> **Instruction**: Output the data word for word, dropping every image.

> **Provided information**:
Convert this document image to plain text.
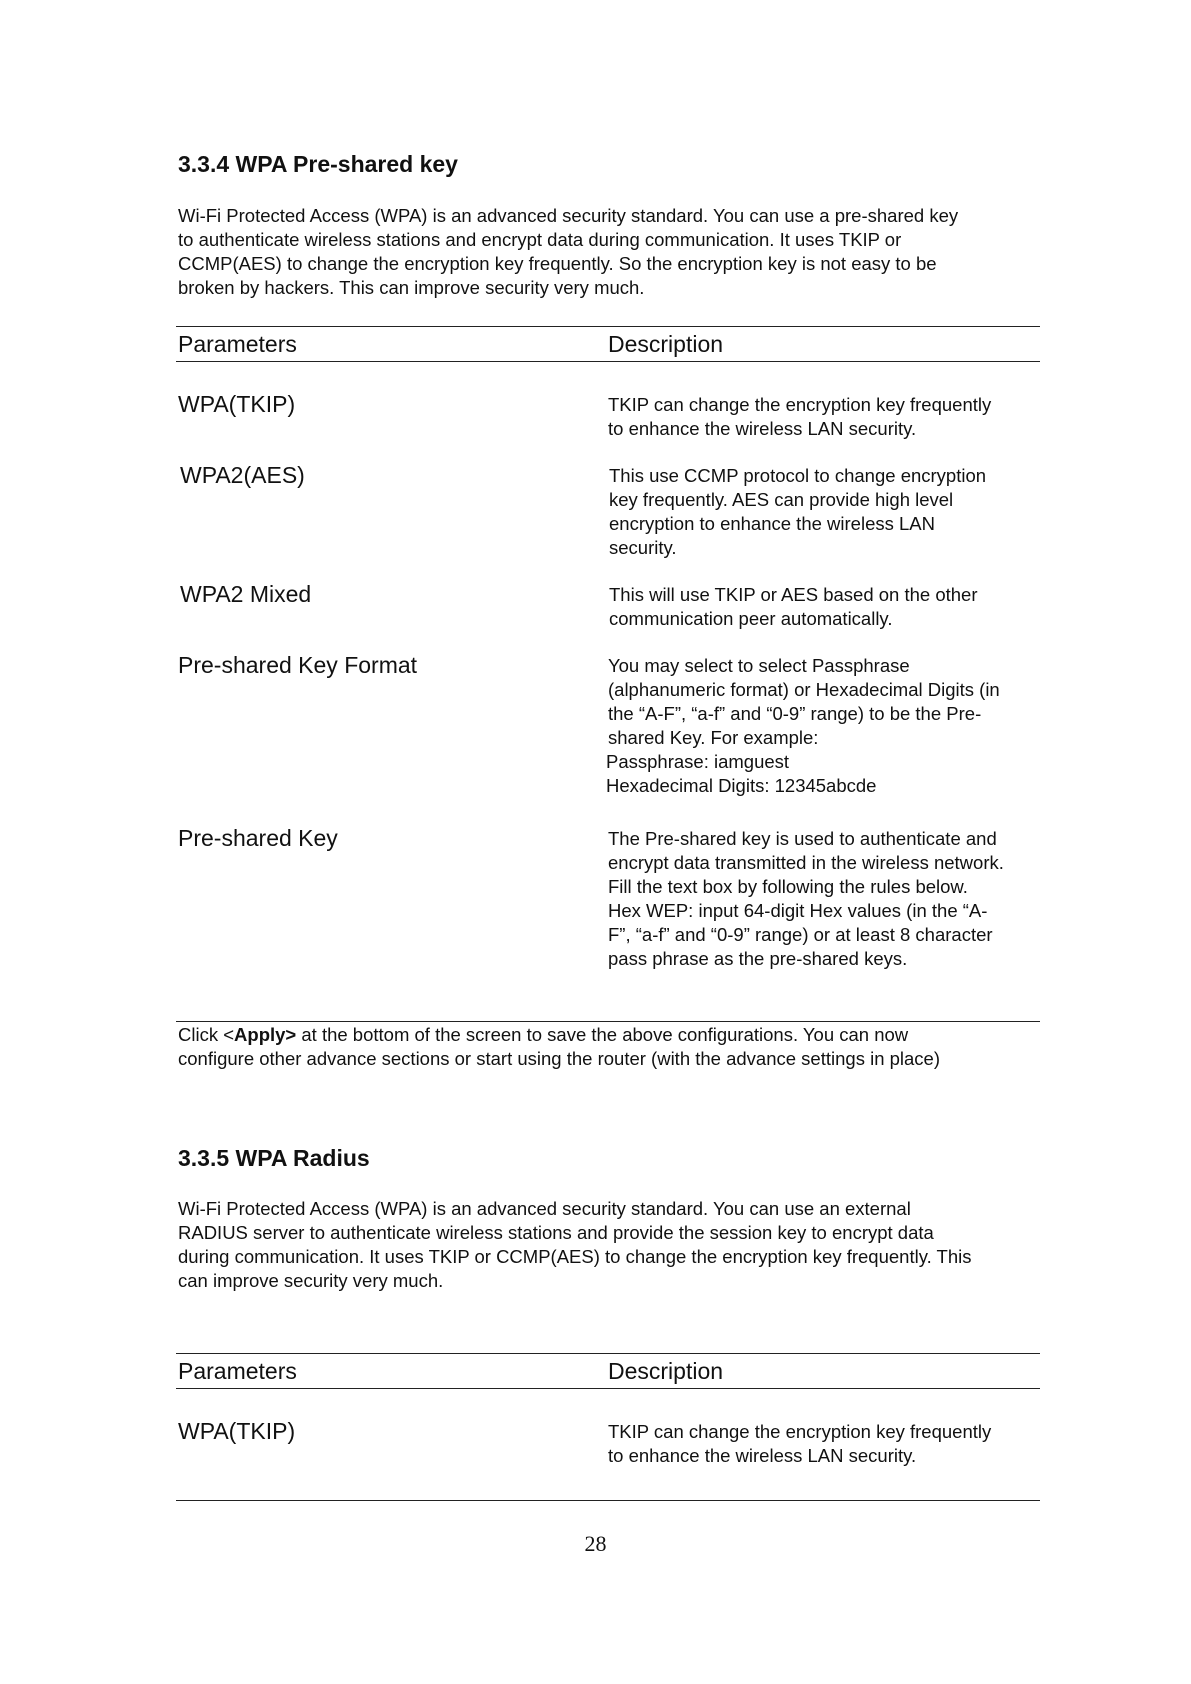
3.3.4 WPA Pre-shared key
Wi-Fi Protected Access (WPA) is an advanced security standard. You can use a pre-shared key
to authenticate wireless stations and encrypt data during communication. It uses TKIP or
CCMP(AES) to change the encryption key frequently. So the encryption key is not easy to be
broken by hackers. This can improve security very much.
Parameters	Description
WPA(TKIP)	TKIP can change the encryption key frequently
to enhance the wireless LAN security.
WPA2(AES)	This use CCMP protocol to change encryption
key frequently. AES can provide high level
encryption to enhance the wireless LAN
security.
WPA2 Mixed	This will use TKIP or AES based on the other
communication peer automatically.
Pre-shared Key Format	You may select to select Passphrase
(alphanumeric format) or Hexadecimal Digits (in
the “A-F”, “a-f” and “0-9” range) to be the Pre-
shared Key. For example:
Passphrase: iamguest
Hexadecimal Digits: 12345abcde
Pre-shared Key	The Pre-shared key is used to authenticate and
encrypt data transmitted in the wireless network.
Fill the text box by following the rules below.
Hex WEP: input 64-digit Hex values (in the “A-
F”, “a-f” and “0-9” range) or at least 8 character
pass phrase as the pre-shared keys.
Click <Apply> at the bottom of the screen to save the above configurations. You can now
configure other advance sections or start using the router (with the advance settings in place)
3.3.5 WPA Radius
Wi-Fi Protected Access (WPA) is an advanced security standard. You can use an external
RADIUS server to authenticate wireless stations and provide the session key to encrypt data
during communication. It uses TKIP or CCMP(AES) to change the encryption key frequently. This
can improve security very much.
Parameters	Description
WPA(TKIP)	TKIP can change the encryption key frequently
to enhance the wireless LAN security.
28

> **Finished exercise**:
Convert this document image to plain text.
3.3.4 WPA Pre-shared key
Wi-Fi Protected Access (WPA) is an advanced security standard. You can use a pre-shared key
to authenticate wireless stations and encrypt data during communication. It uses TKIP or
CCMP(AES) to change the encryption key frequently. So the encryption key is not easy to be
broken by hackers. This can improve security very much.
Parameters	Description
WPA(TKIP)	TKIP can change the encryption key frequently
to enhance the wireless LAN security.
WPA2(AES)	This use CCMP protocol to change encryption
key frequently. AES can provide high level
encryption to enhance the wireless LAN
security.
WPA2 Mixed	This will use TKIP or AES based on the other
communication peer automatically.
Pre-shared Key Format	You may select to select Passphrase
(alphanumeric format) or Hexadecimal Digits (in
the “A-F”, “a-f” and “0-9” range) to be the Pre-
shared Key. For example:
Passphrase: iamguest
Hexadecimal Digits: 12345abcde
Pre-shared Key	The Pre-shared key is used to authenticate and
encrypt data transmitted in the wireless network.
Fill the text box by following the rules below.
Hex WEP: input 64-digit Hex values (in the “A-
F”, “a-f” and “0-9” range) or at least 8 character
pass phrase as the pre-shared keys.
Click <Apply> at the bottom of the screen to save the above configurations. You can now
configure other advance sections or start using the router (with the advance settings in place)
3.3.5 WPA Radius
Wi-Fi Protected Access (WPA) is an advanced security standard. You can use an external
RADIUS server to authenticate wireless stations and provide the session key to encrypt data
during communication. It uses TKIP or CCMP(AES) to change the encryption key frequently. This
can improve security very much.
Parameters	Description
WPA(TKIP)	TKIP can change the encryption key frequently
to enhance the wireless LAN security.
28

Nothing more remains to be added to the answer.